**EXCERPTED DATA:**
┌──
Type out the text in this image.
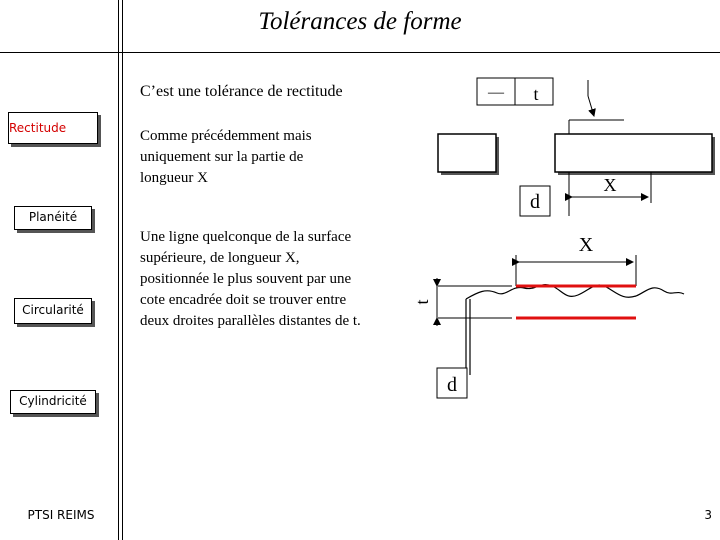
Tolérances de forme
Rectitude
Planéité
Circularité
Cylindricité
PTSI REIMS	3
C’est une tolérance de rectitude
Comme précédemment mais
uniquement sur la partie de
longueur X
Une ligne quelconque de la surface
supérieure, de longueur X,
positionnée le plus souvent par une
cote encadrée doit se trouver entre
deux droites parallèles distantes de t.
— t
X
d
X
t
d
└──
**EXERCISE PROMPT:** Verbatim reproduction of every record is required; images are left out.

**FULL ANSWER:**
Type out the text in this image.
Tolérances de forme
Rectitude
Planéité
Circularité
Cylindricité
PTSI REIMS	3
C’est une tolérance de rectitude
Comme précédemment mais
uniquement sur la partie de
longueur X
Une ligne quelconque de la surface
supérieure, de longueur X,
positionnée le plus souvent par une
cote encadrée doit se trouver entre
deux droites parallèles distantes de t.
— t
X
d
X
t
d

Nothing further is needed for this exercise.